Start of Task material

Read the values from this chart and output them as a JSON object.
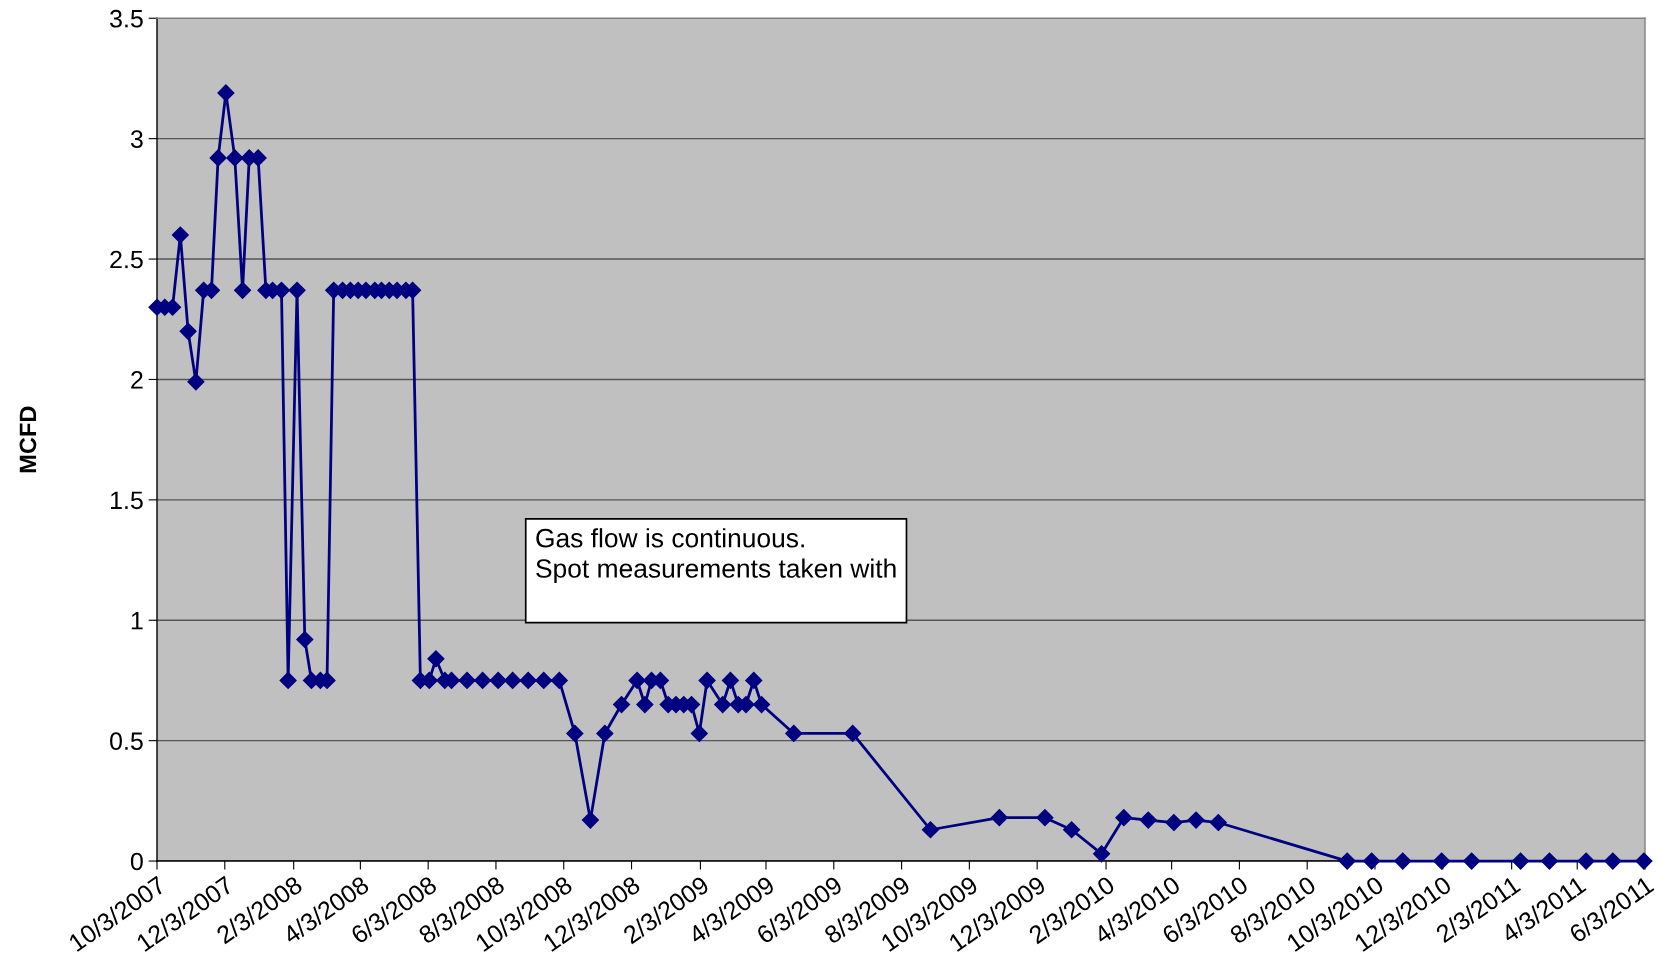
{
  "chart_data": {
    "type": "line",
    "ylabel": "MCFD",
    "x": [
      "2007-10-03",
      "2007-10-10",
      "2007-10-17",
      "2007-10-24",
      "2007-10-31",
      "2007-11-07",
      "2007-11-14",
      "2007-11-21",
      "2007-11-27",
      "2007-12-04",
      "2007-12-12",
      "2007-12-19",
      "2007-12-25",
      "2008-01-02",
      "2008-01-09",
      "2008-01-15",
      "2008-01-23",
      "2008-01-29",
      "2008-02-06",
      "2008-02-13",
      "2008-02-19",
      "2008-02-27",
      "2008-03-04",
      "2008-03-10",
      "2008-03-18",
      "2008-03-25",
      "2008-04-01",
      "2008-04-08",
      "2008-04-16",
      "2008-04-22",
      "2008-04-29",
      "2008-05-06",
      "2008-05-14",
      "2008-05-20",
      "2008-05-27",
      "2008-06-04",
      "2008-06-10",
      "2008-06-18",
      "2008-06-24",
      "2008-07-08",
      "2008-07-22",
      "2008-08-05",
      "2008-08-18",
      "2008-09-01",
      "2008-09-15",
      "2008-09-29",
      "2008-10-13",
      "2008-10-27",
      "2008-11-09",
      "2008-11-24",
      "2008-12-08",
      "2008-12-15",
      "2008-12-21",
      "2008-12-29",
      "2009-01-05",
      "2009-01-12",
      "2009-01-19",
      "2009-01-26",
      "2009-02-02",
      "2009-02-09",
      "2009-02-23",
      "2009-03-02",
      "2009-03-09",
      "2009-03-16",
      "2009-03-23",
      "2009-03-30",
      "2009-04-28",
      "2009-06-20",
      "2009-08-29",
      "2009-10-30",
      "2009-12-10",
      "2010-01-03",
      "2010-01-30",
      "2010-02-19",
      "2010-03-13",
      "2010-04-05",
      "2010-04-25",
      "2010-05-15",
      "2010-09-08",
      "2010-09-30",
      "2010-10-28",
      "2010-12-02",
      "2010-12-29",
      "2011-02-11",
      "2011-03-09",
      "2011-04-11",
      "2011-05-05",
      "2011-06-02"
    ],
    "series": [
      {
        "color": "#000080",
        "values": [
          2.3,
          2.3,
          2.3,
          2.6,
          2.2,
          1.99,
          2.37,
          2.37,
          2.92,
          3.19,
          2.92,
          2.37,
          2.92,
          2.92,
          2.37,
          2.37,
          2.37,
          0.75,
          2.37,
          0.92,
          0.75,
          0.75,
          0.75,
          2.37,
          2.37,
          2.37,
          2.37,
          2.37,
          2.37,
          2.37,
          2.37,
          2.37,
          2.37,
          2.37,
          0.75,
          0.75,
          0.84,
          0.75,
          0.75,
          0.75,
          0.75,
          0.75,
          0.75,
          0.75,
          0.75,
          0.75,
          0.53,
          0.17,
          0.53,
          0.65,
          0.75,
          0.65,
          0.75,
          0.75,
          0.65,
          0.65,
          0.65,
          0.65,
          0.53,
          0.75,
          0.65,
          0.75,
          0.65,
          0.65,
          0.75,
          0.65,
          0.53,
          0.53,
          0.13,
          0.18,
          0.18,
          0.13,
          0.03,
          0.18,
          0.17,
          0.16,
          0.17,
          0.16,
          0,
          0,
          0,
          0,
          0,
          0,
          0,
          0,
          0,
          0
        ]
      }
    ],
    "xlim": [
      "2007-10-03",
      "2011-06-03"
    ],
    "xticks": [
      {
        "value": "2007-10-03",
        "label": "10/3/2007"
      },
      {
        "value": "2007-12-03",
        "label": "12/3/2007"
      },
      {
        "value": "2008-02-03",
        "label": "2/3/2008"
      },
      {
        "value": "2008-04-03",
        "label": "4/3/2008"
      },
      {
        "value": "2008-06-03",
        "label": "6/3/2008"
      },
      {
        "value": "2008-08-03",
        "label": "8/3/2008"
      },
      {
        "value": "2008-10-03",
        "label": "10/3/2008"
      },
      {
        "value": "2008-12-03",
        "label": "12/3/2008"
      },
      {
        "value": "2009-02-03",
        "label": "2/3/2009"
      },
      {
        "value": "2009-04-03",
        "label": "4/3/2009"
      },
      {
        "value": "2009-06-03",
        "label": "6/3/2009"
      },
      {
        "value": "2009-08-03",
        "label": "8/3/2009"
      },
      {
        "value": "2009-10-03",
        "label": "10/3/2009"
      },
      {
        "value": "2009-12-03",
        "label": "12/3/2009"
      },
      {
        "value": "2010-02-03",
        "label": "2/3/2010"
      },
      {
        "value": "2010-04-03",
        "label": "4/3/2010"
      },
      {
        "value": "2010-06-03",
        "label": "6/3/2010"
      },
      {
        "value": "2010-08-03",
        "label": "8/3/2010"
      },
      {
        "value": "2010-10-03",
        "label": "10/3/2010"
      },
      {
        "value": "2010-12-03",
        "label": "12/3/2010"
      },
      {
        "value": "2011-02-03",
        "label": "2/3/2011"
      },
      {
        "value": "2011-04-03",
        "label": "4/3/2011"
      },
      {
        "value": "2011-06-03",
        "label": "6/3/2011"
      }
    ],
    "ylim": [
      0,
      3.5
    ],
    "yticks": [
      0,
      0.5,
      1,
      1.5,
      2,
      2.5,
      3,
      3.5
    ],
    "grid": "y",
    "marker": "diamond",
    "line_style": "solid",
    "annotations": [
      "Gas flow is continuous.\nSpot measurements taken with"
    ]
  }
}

End of Task material

» Exercise goal
In the material above, find the lines that contain "values" and show them.

» Written solution
Read the values from this chart and output them as a JSON object.
        "values": [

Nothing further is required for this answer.